* **Exercise aim**:
Every record should be repeated exactly, except that pictures are left out.

## Start

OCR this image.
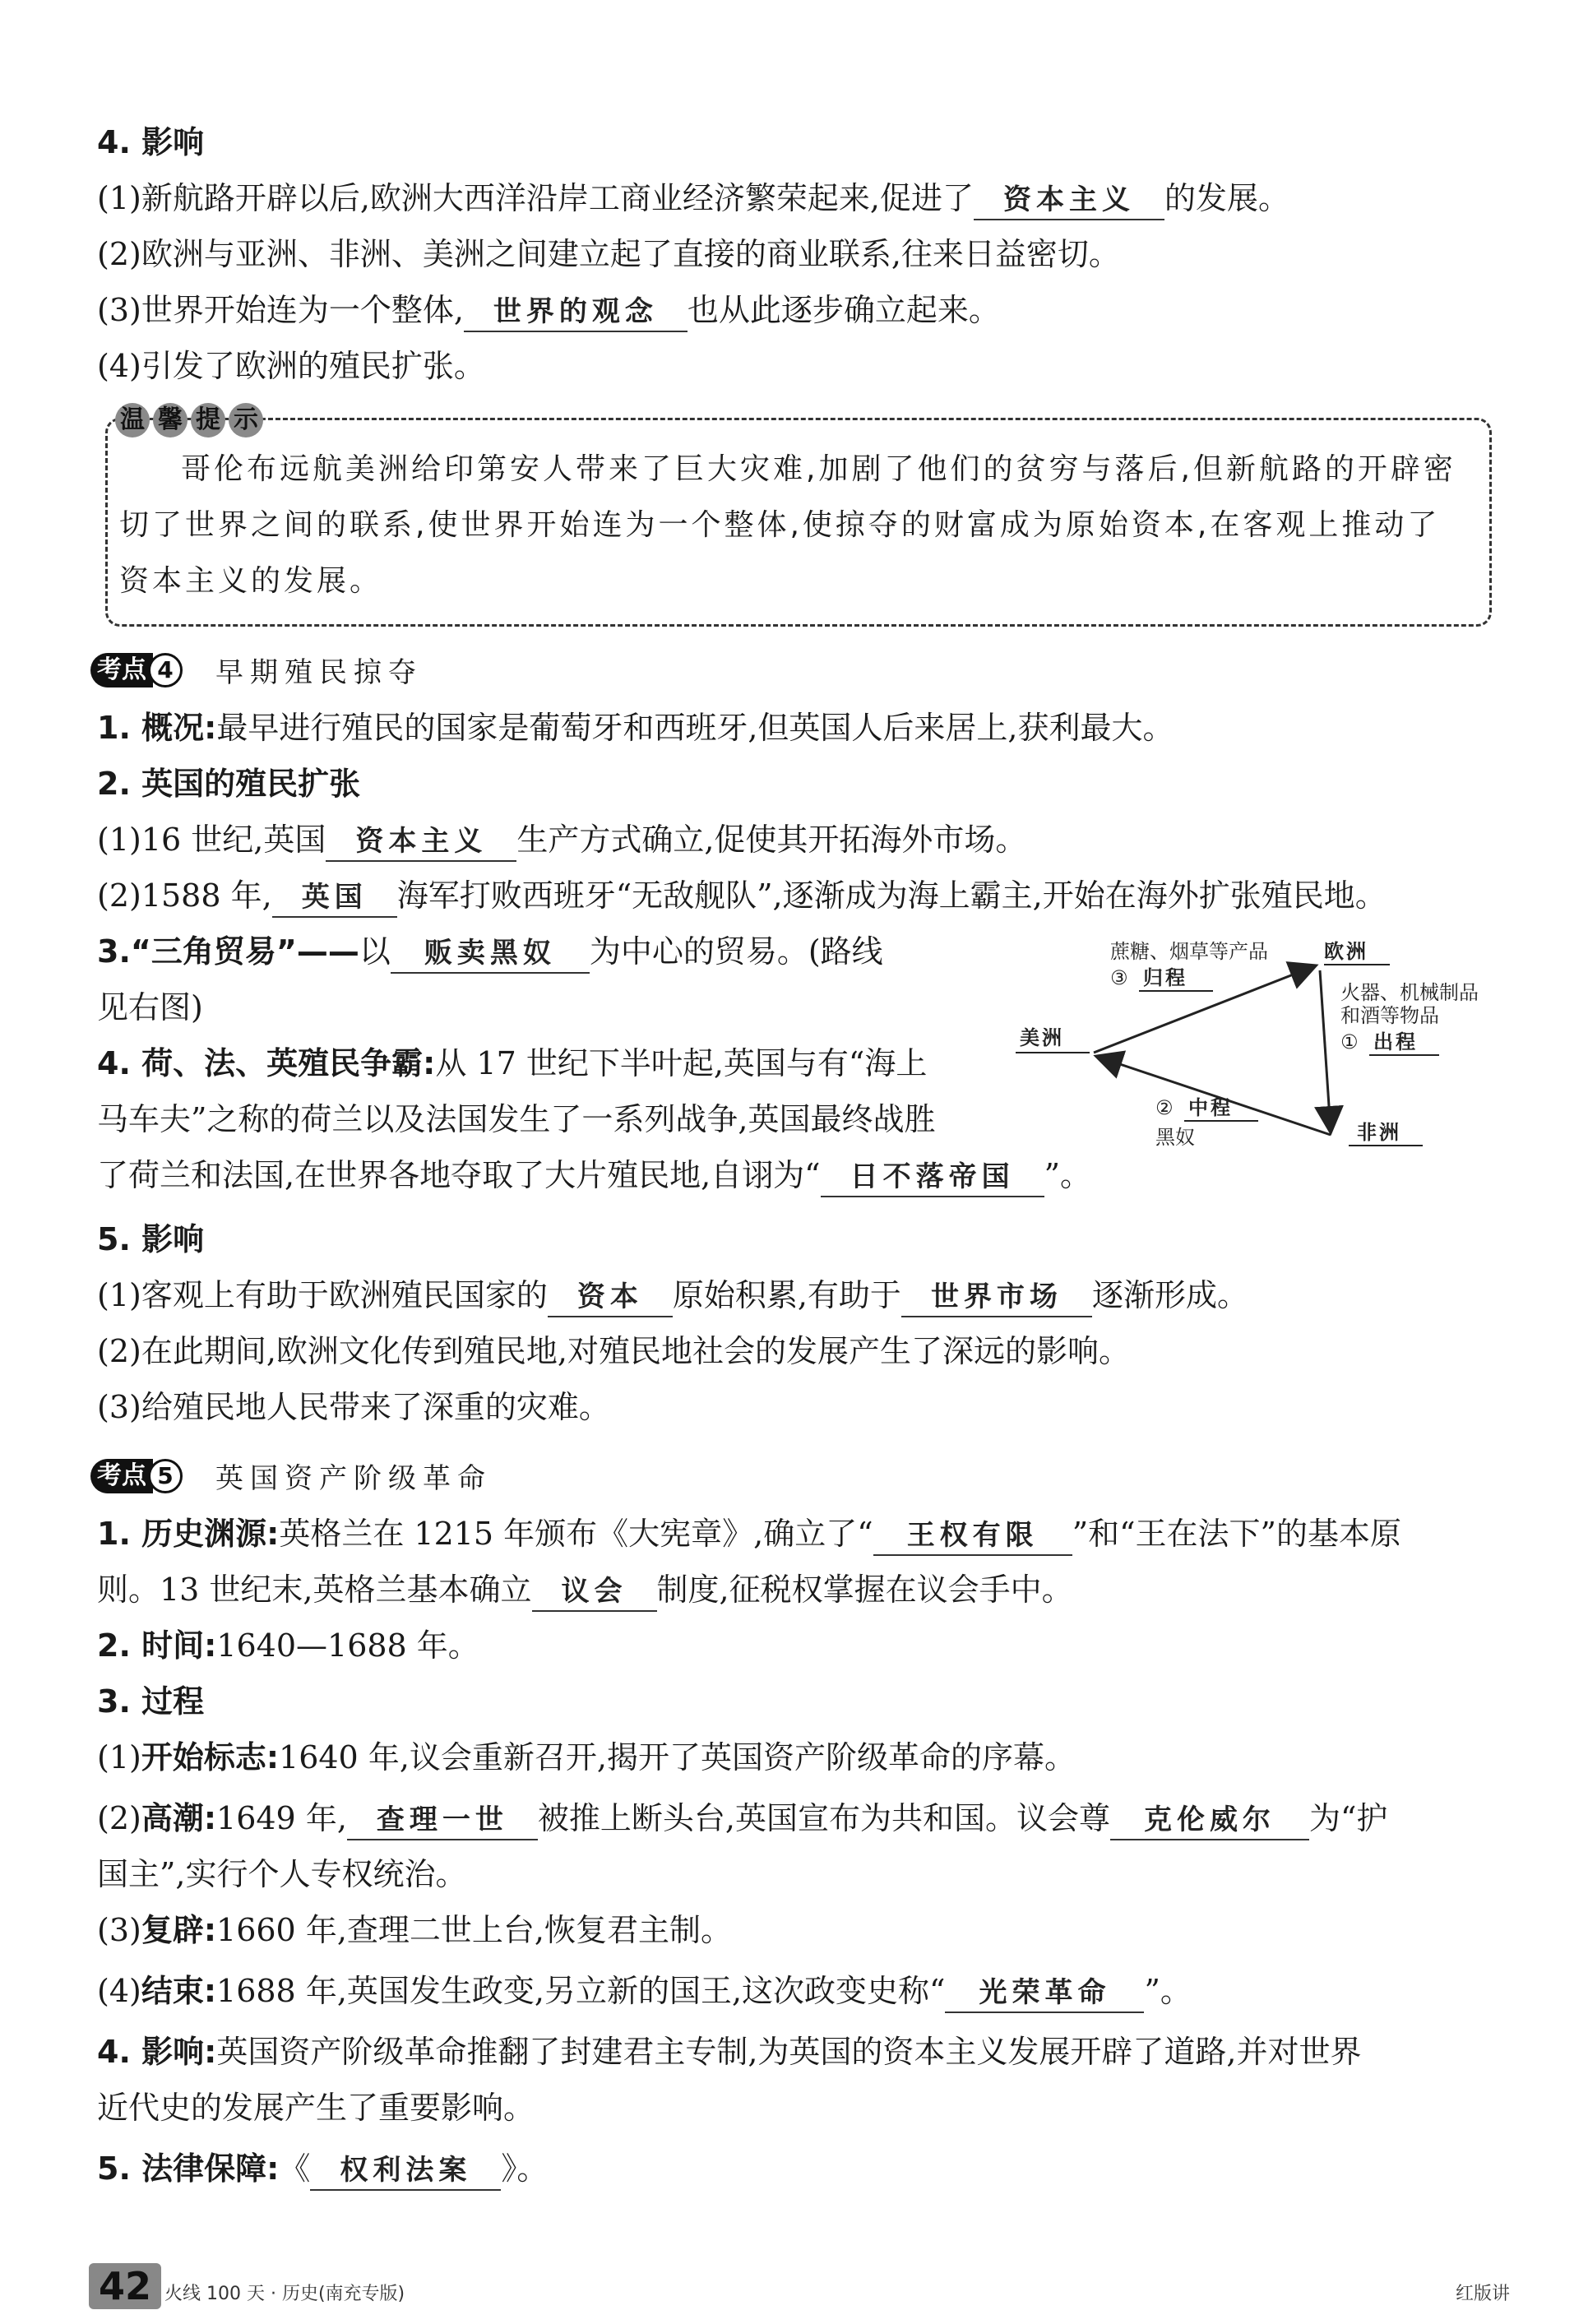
4. 影响
(1)新航路开辟以后,欧洲大西洋沿岸工商业经济繁荣起来,促进了 资本主义 的发展。
(2)欧洲与亚洲、非洲、美洲之间建立起了直接的商业联系,往来日益密切。
(3)世界开始连为一个整体, 世界的观念 也从此逐步确立起来。
(4)引发了欧洲的殖民扩张。
温 馨 提 示
哥伦布远航美洲给印第安人带来了巨大灾难,加剧了他们的贫穷与落后,但新航路的开辟密
切了世界之间的联系,使世界开始连为一个整体,使掠夺的财富成为原始资本,在客观上推动了
资本主义的发展。
考点 4	早期殖民掠夺
1. 概况:最早进行殖民的国家是葡萄牙和西班牙,但英国人后来居上,获利最大。
2. 英国的殖民扩张
(1)16 世纪,英国 资本主义 生产方式确立,促使其开拓海外市场。
(2)1588 年, 英国 海军打败西班牙“无敌舰队”,逐渐成为海上霸主,开始在海外扩张殖民地。
3.“三角贸易”——以 贩卖黑奴 为中心的贸易。(路线
见右图)
4. 荷、法、英殖民争霸:从 17 世纪下半叶起,英国与有“海上
马车夫”之称的荷兰以及法国发生了一系列战争,英国最终战胜
了荷兰和法国,在世界各地夺取了大片殖民地,自诩为“ 日不落帝国 ”。
5. 影响
(1)客观上有助于欧洲殖民国家的 资本 原始积累,有助于 世界市场 逐渐形成。
(2)在此期间,欧洲文化传到殖民地,对殖民地社会的发展产生了深远的影响。
(3)给殖民地人民带来了深重的灾难。
欧洲
美洲
非洲
蔗糖、烟草等产品
③ 归程
火器、机械制品
和酒等物品
① 出程
② 中程
黑奴
考点 5	英国资产阶级革命
1. 历史渊源:英格兰在 1215 年颁布《大宪章》,确立了“ 王权有限 ”和“王在法下”的基本原
则。13 世纪末,英格兰基本确立 议会 制度,征税权掌握在议会手中。
2. 时间:1640—1688 年。
3. 过程
(1)开始标志:1640 年,议会重新召开,揭开了英国资产阶级革命的序幕。
(2)高潮:1649 年, 查理一世 被推上断头台,英国宣布为共和国。议会尊 克伦威尔 为“护
国主”,实行个人专权统治。
(3)复辟:1660 年,查理二世上台,恢复君主制。
(4)结束:1688 年,英国发生政变,另立新的国王,这次政变史称“ 光荣革命 ”。
4. 影响:英国资产阶级革命推翻了封建君主专制,为英国的资本主义发展开辟了道路,并对世界
近代史的发展产生了重要影响。
5. 法律保障:《 权利法案 》。
42 火线 100 天 · 历史(南充专版)	红版讲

## End

* **Written solution**:
OCR this image.
4. 影响
(1)新航路开辟以后,欧洲大西洋沿岸工商业经济繁荣起来,促进了 资本主义 的发展。
(2)欧洲与亚洲、非洲、美洲之间建立起了直接的商业联系,往来日益密切。
(3)世界开始连为一个整体, 世界的观念 也从此逐步确立起来。
(4)引发了欧洲的殖民扩张。
温 馨 提 示
哥伦布远航美洲给印第安人带来了巨大灾难,加剧了他们的贫穷与落后,但新航路的开辟密
切了世界之间的联系,使世界开始连为一个整体,使掠夺的财富成为原始资本,在客观上推动了
资本主义的发展。
考点 4	早期殖民掠夺
1. 概况:最早进行殖民的国家是葡萄牙和西班牙,但英国人后来居上,获利最大。
2. 英国的殖民扩张
(1)16 世纪,英国 资本主义 生产方式确立,促使其开拓海外市场。
(2)1588 年, 英国 海军打败西班牙“无敌舰队”,逐渐成为海上霸主,开始在海外扩张殖民地。
3.“三角贸易”——以 贩卖黑奴 为中心的贸易。(路线
见右图)
4. 荷、法、英殖民争霸:从 17 世纪下半叶起,英国与有“海上
马车夫”之称的荷兰以及法国发生了一系列战争,英国最终战胜
了荷兰和法国,在世界各地夺取了大片殖民地,自诩为“ 日不落帝国 ”。
5. 影响
(1)客观上有助于欧洲殖民国家的 资本 原始积累,有助于 世界市场 逐渐形成。
(2)在此期间,欧洲文化传到殖民地,对殖民地社会的发展产生了深远的影响。
(3)给殖民地人民带来了深重的灾难。
欧洲
美洲
非洲
蔗糖、烟草等产品
③ 归程
火器、机械制品
和酒等物品
① 出程
② 中程
黑奴
考点 5	英国资产阶级革命
1. 历史渊源:英格兰在 1215 年颁布《大宪章》,确立了“ 王权有限 ”和“王在法下”的基本原
则。13 世纪末,英格兰基本确立 议会 制度,征税权掌握在议会手中。
2. 时间:1640—1688 年。
3. 过程
(1)开始标志:1640 年,议会重新召开,揭开了英国资产阶级革命的序幕。
(2)高潮:1649 年, 查理一世 被推上断头台,英国宣布为共和国。议会尊 克伦威尔 为“护
国主”,实行个人专权统治。
(3)复辟:1660 年,查理二世上台,恢复君主制。
(4)结束:1688 年,英国发生政变,另立新的国王,这次政变史称“ 光荣革命 ”。
4. 影响:英国资产阶级革命推翻了封建君主专制,为英国的资本主义发展开辟了道路,并对世界
近代史的发展产生了重要影响。
5. 法律保障:《 权利法案 》。
42 火线 100 天 · 历史(南充专版)	红版讲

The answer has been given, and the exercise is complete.